THE PROBLEM.
Reproduce the stretch of the data below from its first line through the line containing "value-cell: 2.453 bbox=[219, 157, 248, 169]", including both ends, word for word.

## Begin

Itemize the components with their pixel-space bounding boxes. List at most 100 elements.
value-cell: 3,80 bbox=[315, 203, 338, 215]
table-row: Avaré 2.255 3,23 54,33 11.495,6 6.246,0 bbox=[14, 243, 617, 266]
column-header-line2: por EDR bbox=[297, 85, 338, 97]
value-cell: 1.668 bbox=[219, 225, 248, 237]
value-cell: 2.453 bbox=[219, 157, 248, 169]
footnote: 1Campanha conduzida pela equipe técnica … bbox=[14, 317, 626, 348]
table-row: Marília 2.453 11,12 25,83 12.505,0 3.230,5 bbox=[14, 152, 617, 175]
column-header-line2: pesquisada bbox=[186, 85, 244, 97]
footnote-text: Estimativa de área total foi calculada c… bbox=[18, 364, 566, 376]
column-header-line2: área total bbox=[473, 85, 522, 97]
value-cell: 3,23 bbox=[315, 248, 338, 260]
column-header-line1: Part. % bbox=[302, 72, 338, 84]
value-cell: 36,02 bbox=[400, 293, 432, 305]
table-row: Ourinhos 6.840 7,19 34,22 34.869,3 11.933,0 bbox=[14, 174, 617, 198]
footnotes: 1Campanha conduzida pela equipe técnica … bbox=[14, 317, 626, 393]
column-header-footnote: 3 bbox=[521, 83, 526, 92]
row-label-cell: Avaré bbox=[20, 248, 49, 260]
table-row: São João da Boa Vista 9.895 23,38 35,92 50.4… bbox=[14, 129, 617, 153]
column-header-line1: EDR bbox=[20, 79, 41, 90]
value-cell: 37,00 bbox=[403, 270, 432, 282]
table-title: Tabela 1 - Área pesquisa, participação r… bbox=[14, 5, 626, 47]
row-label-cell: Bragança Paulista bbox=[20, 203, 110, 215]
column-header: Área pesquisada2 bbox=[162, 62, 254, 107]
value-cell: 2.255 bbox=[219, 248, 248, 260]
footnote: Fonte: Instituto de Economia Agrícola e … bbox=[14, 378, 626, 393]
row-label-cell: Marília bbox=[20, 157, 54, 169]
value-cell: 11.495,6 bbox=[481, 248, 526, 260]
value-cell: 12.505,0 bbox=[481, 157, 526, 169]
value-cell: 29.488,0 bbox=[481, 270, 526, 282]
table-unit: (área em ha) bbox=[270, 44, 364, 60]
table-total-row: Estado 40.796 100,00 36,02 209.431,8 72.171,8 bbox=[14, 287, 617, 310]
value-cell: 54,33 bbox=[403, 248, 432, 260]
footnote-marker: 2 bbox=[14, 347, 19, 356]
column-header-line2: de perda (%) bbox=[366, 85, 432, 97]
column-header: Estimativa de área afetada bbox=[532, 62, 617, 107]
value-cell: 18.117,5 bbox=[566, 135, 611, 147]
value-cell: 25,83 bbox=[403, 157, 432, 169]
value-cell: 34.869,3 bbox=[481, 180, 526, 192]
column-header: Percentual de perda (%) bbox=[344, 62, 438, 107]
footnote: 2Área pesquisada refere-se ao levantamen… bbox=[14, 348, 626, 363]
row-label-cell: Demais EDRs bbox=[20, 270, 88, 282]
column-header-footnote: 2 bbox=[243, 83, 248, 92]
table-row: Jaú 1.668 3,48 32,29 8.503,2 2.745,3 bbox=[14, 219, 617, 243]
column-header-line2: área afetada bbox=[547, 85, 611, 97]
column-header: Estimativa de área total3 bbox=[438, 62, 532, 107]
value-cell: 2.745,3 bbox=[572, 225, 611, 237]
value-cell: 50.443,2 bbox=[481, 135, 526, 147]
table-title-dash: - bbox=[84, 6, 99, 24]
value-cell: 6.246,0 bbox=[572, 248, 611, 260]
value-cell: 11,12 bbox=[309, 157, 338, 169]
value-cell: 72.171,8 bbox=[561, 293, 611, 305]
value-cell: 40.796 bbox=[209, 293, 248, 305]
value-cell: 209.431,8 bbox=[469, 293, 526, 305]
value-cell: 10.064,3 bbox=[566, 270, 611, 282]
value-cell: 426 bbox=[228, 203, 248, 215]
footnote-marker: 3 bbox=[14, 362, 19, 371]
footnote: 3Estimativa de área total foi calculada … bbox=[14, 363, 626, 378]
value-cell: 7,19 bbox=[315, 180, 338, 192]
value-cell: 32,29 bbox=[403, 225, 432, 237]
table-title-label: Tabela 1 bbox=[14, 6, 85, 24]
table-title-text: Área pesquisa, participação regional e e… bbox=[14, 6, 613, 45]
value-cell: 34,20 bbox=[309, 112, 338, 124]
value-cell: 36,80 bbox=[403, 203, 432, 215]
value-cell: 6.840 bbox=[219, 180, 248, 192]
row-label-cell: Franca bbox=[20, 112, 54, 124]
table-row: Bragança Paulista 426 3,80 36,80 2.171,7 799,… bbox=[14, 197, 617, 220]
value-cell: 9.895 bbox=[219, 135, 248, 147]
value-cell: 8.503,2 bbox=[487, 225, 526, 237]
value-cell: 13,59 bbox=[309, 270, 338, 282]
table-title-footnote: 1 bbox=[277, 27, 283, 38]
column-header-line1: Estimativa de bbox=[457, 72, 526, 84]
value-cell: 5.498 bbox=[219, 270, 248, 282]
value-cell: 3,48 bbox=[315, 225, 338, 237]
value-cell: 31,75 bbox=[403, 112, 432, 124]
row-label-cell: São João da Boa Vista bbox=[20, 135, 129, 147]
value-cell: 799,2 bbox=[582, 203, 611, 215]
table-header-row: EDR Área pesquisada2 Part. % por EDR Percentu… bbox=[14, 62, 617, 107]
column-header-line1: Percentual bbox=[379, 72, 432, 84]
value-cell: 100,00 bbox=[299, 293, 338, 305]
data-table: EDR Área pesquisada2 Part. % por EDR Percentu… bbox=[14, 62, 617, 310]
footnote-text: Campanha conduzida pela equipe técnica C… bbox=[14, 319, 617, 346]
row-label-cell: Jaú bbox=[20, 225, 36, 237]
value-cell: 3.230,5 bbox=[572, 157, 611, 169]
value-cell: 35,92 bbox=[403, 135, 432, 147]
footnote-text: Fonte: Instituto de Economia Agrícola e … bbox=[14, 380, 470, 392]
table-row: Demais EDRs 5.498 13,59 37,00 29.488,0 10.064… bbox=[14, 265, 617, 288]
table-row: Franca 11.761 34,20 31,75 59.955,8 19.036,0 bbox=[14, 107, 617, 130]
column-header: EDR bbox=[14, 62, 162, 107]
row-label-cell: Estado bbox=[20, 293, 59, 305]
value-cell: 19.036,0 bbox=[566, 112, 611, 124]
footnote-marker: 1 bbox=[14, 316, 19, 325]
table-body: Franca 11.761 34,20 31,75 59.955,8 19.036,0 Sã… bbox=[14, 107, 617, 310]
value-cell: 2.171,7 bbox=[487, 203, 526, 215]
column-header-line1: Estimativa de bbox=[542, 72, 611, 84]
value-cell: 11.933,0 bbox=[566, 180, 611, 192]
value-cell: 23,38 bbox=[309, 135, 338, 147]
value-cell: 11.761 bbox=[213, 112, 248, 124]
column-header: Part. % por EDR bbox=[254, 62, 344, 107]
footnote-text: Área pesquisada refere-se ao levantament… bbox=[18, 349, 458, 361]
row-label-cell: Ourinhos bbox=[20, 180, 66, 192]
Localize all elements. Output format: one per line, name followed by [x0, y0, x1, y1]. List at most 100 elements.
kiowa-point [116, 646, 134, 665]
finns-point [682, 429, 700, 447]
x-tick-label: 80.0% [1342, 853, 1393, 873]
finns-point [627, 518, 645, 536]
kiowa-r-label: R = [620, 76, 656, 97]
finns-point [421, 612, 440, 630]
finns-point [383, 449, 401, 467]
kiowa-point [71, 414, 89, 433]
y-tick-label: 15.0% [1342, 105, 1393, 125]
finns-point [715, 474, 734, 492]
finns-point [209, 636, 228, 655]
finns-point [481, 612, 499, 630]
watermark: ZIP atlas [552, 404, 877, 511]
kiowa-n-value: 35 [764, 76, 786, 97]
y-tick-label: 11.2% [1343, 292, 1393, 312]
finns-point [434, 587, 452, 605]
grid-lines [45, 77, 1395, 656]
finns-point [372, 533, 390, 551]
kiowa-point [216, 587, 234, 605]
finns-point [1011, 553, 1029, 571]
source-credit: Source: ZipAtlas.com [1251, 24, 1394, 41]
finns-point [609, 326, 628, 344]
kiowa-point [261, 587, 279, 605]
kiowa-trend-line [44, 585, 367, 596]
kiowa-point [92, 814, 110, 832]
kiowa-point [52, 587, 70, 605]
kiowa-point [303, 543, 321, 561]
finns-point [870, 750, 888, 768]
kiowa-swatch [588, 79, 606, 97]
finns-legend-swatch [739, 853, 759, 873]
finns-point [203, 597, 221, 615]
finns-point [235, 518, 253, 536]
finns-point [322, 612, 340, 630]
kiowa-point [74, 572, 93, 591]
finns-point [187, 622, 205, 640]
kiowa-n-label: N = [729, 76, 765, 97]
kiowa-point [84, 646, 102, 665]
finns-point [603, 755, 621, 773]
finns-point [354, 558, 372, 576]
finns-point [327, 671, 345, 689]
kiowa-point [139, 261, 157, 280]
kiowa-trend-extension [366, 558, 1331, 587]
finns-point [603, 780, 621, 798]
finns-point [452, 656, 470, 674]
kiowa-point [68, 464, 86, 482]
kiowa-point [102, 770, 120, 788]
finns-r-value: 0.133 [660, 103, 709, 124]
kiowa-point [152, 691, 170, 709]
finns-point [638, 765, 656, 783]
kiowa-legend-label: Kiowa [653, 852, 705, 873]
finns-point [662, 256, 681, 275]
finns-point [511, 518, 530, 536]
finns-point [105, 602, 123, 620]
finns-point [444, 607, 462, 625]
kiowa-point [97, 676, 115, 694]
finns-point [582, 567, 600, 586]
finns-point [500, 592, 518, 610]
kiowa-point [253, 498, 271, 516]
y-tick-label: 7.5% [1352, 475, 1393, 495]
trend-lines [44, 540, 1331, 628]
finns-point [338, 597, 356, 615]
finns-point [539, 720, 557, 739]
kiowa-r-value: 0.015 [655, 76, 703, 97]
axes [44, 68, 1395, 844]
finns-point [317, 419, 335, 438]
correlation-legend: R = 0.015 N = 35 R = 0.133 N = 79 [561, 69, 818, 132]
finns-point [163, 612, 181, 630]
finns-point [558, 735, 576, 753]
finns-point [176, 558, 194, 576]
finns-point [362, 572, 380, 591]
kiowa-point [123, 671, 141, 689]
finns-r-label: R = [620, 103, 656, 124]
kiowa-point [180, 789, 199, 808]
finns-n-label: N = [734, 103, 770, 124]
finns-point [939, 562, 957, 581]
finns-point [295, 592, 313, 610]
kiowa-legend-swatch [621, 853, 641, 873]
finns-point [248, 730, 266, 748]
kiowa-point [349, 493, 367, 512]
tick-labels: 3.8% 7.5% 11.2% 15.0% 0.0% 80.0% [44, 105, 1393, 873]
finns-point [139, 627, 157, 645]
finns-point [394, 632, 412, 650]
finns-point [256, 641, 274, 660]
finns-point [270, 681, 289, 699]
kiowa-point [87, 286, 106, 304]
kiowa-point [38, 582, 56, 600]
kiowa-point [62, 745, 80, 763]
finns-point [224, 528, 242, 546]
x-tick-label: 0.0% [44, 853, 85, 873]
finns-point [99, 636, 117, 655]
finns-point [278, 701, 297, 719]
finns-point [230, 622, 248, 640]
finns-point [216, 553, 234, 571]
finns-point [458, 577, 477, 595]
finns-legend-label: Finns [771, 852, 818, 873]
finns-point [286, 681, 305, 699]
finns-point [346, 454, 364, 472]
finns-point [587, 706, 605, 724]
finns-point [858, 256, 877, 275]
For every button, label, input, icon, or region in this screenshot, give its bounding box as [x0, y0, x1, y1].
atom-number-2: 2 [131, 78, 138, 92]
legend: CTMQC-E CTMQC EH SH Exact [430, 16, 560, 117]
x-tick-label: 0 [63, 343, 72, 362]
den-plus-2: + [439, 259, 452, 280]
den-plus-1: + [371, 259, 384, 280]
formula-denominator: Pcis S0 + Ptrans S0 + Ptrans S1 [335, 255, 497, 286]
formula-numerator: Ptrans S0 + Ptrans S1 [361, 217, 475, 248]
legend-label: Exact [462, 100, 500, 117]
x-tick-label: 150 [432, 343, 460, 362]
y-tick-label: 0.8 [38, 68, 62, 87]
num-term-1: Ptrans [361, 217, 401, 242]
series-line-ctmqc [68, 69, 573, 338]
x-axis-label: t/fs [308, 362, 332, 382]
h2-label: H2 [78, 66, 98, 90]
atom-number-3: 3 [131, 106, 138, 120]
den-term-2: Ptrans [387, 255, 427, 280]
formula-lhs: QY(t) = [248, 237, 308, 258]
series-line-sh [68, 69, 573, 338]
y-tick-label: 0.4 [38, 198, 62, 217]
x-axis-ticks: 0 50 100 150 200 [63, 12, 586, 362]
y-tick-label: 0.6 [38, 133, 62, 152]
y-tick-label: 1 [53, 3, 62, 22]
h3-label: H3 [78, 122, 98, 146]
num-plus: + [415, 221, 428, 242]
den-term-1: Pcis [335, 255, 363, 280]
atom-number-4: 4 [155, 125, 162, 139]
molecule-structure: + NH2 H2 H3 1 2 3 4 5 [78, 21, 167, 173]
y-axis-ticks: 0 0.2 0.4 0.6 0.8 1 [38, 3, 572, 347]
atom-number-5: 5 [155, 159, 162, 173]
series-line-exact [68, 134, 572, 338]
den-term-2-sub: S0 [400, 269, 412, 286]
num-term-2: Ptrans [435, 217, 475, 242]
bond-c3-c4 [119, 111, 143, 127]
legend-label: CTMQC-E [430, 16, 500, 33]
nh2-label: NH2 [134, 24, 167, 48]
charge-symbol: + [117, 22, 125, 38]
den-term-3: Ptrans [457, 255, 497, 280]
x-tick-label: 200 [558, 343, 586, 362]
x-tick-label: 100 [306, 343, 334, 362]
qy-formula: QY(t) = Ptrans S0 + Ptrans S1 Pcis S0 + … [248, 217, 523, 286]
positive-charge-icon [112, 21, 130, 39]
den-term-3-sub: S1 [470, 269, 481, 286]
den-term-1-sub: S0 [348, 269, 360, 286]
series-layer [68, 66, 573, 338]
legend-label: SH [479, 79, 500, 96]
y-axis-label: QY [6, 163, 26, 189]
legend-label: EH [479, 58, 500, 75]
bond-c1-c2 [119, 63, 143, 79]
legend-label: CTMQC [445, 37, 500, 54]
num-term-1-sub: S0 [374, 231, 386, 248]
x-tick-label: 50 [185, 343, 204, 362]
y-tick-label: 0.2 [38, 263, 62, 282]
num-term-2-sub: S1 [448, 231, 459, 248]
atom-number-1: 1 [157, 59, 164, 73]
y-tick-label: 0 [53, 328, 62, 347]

## End

TASK SOLUTION.
Itemize the components with their pixel-space bounding boxes. List at most 100 elements.
value-cell: 3,80 bbox=[315, 203, 338, 215]
table-row: Avaré 2.255 3,23 54,33 11.495,6 6.246,0 bbox=[14, 243, 617, 266]
column-header-line2: por EDR bbox=[297, 85, 338, 97]
value-cell: 1.668 bbox=[219, 225, 248, 237]
value-cell: 2.453 bbox=[219, 157, 248, 169]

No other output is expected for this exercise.